_To be done_
The material below should be written out in full and exactly; pictures stay out of the copy.

Figure data in JSON
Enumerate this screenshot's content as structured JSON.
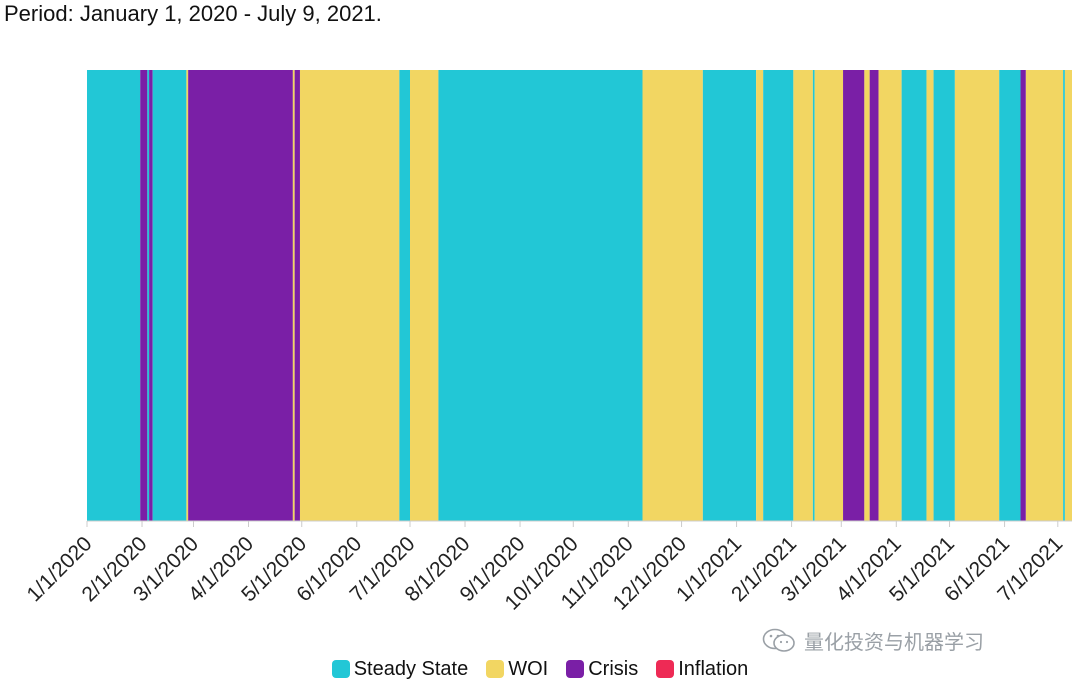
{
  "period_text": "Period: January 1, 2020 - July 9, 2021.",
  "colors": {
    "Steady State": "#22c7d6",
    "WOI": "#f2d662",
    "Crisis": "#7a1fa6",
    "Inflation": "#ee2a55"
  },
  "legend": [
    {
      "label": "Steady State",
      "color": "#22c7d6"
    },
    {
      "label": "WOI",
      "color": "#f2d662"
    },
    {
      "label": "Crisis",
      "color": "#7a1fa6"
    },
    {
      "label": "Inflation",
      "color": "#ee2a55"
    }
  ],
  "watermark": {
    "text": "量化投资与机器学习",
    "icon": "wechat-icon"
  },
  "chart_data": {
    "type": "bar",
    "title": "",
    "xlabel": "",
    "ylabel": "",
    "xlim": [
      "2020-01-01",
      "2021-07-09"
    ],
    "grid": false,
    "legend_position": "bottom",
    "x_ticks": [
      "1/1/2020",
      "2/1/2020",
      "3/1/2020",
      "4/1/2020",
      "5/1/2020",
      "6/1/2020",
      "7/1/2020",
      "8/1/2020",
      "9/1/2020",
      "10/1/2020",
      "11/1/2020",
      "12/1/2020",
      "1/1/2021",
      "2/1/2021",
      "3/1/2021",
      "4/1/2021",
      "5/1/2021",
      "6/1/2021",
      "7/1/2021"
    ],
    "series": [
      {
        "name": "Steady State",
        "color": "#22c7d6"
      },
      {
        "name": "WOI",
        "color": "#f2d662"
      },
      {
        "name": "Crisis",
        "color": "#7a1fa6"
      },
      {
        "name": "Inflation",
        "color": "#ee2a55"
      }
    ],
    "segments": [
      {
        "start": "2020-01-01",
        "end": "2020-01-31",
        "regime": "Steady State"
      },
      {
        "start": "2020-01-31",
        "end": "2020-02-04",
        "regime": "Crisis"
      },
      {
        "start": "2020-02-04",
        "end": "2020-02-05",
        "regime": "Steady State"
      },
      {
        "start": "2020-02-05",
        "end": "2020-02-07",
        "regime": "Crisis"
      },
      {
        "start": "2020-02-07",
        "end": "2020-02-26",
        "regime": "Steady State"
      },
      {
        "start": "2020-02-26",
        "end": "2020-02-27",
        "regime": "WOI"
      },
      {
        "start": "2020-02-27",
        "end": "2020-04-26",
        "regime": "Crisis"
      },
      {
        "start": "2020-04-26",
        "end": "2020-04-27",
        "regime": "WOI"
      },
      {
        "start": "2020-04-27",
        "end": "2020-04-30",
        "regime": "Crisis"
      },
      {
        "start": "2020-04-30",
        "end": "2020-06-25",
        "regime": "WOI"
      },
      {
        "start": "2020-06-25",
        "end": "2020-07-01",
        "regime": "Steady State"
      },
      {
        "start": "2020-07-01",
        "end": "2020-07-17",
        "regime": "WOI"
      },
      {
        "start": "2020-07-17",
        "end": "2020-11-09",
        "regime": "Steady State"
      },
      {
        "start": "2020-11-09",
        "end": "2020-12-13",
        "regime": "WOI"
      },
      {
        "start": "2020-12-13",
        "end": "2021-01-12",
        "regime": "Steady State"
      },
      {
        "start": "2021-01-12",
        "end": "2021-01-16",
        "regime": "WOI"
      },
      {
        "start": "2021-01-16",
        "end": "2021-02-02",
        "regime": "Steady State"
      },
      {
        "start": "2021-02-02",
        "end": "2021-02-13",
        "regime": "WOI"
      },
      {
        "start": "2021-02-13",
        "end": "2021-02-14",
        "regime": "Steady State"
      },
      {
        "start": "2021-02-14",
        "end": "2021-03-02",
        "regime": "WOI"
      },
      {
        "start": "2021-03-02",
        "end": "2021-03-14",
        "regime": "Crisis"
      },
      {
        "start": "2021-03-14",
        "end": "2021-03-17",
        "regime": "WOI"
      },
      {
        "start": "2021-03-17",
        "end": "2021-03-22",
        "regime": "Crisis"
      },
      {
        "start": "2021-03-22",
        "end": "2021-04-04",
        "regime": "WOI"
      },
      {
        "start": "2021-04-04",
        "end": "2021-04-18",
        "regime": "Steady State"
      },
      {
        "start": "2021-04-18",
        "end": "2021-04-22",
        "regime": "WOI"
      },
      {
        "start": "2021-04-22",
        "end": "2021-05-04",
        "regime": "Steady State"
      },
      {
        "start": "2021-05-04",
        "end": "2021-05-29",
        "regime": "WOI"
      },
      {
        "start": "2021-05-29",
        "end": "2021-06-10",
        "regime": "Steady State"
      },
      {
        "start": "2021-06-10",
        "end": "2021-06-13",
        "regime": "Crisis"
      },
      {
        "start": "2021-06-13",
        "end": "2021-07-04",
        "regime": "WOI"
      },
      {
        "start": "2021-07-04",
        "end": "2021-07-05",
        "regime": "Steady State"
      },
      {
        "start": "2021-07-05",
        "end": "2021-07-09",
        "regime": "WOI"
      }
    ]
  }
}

_The reply_
Enumerate this screenshot's content as structured JSON.
{
  "period_text": "Period: January 1, 2020 - July 9, 2021.",
  "colors": {
    "Steady State": "#22c7d6",
    "WOI": "#f2d662",
    "Crisis": "#7a1fa6",
    "Inflation": "#ee2a55"
  },
  "legend": [
    {
      "label": "Steady State",
      "color": "#22c7d6"
    },
    {
      "label": "WOI",
      "color": "#f2d662"
    },
    {
      "label": "Crisis",
      "color": "#7a1fa6"
    },
    {
      "label": "Inflation",
      "color": "#ee2a55"
    }
  ],
  "watermark": {
    "text": "量化投资与机器学习",
    "icon": "wechat-icon"
  },
  "chart_data": {
    "type": "bar",
    "title": "",
    "xlabel": "",
    "ylabel": "",
    "xlim": [
      "2020-01-01",
      "2021-07-09"
    ],
    "grid": false,
    "legend_position": "bottom",
    "x_ticks": [
      "1/1/2020",
      "2/1/2020",
      "3/1/2020",
      "4/1/2020",
      "5/1/2020",
      "6/1/2020",
      "7/1/2020",
      "8/1/2020",
      "9/1/2020",
      "10/1/2020",
      "11/1/2020",
      "12/1/2020",
      "1/1/2021",
      "2/1/2021",
      "3/1/2021",
      "4/1/2021",
      "5/1/2021",
      "6/1/2021",
      "7/1/2021"
    ],
    "series": [
      {
        "name": "Steady State",
        "color": "#22c7d6"
      },
      {
        "name": "WOI",
        "color": "#f2d662"
      },
      {
        "name": "Crisis",
        "color": "#7a1fa6"
      },
      {
        "name": "Inflation",
        "color": "#ee2a55"
      }
    ],
    "segments": [
      {
        "start": "2020-01-01",
        "end": "2020-01-31",
        "regime": "Steady State"
      },
      {
        "start": "2020-01-31",
        "end": "2020-02-04",
        "regime": "Crisis"
      },
      {
        "start": "2020-02-04",
        "end": "2020-02-05",
        "regime": "Steady State"
      },
      {
        "start": "2020-02-05",
        "end": "2020-02-07",
        "regime": "Crisis"
      },
      {
        "start": "2020-02-07",
        "end": "2020-02-26",
        "regime": "Steady State"
      },
      {
        "start": "2020-02-26",
        "end": "2020-02-27",
        "regime": "WOI"
      },
      {
        "start": "2020-02-27",
        "end": "2020-04-26",
        "regime": "Crisis"
      },
      {
        "start": "2020-04-26",
        "end": "2020-04-27",
        "regime": "WOI"
      },
      {
        "start": "2020-04-27",
        "end": "2020-04-30",
        "regime": "Crisis"
      },
      {
        "start": "2020-04-30",
        "end": "2020-06-25",
        "regime": "WOI"
      },
      {
        "start": "2020-06-25",
        "end": "2020-07-01",
        "regime": "Steady State"
      },
      {
        "start": "2020-07-01",
        "end": "2020-07-17",
        "regime": "WOI"
      },
      {
        "start": "2020-07-17",
        "end": "2020-11-09",
        "regime": "Steady State"
      },
      {
        "start": "2020-11-09",
        "end": "2020-12-13",
        "regime": "WOI"
      },
      {
        "start": "2020-12-13",
        "end": "2021-01-12",
        "regime": "Steady State"
      },
      {
        "start": "2021-01-12",
        "end": "2021-01-16",
        "regime": "WOI"
      },
      {
        "start": "2021-01-16",
        "end": "2021-02-02",
        "regime": "Steady State"
      },
      {
        "start": "2021-02-02",
        "end": "2021-02-13",
        "regime": "WOI"
      },
      {
        "start": "2021-02-13",
        "end": "2021-02-14",
        "regime": "Steady State"
      },
      {
        "start": "2021-02-14",
        "end": "2021-03-02",
        "regime": "WOI"
      },
      {
        "start": "2021-03-02",
        "end": "2021-03-14",
        "regime": "Crisis"
      },
      {
        "start": "2021-03-14",
        "end": "2021-03-17",
        "regime": "WOI"
      },
      {
        "start": "2021-03-17",
        "end": "2021-03-22",
        "regime": "Crisis"
      },
      {
        "start": "2021-03-22",
        "end": "2021-04-04",
        "regime": "WOI"
      },
      {
        "start": "2021-04-04",
        "end": "2021-04-18",
        "regime": "Steady State"
      },
      {
        "start": "2021-04-18",
        "end": "2021-04-22",
        "regime": "WOI"
      },
      {
        "start": "2021-04-22",
        "end": "2021-05-04",
        "regime": "Steady State"
      },
      {
        "start": "2021-05-04",
        "end": "2021-05-29",
        "regime": "WOI"
      },
      {
        "start": "2021-05-29",
        "end": "2021-06-10",
        "regime": "Steady State"
      },
      {
        "start": "2021-06-10",
        "end": "2021-06-13",
        "regime": "Crisis"
      },
      {
        "start": "2021-06-13",
        "end": "2021-07-04",
        "regime": "WOI"
      },
      {
        "start": "2021-07-04",
        "end": "2021-07-05",
        "regime": "Steady State"
      },
      {
        "start": "2021-07-05",
        "end": "2021-07-09",
        "regime": "WOI"
      }
    ]
  }
}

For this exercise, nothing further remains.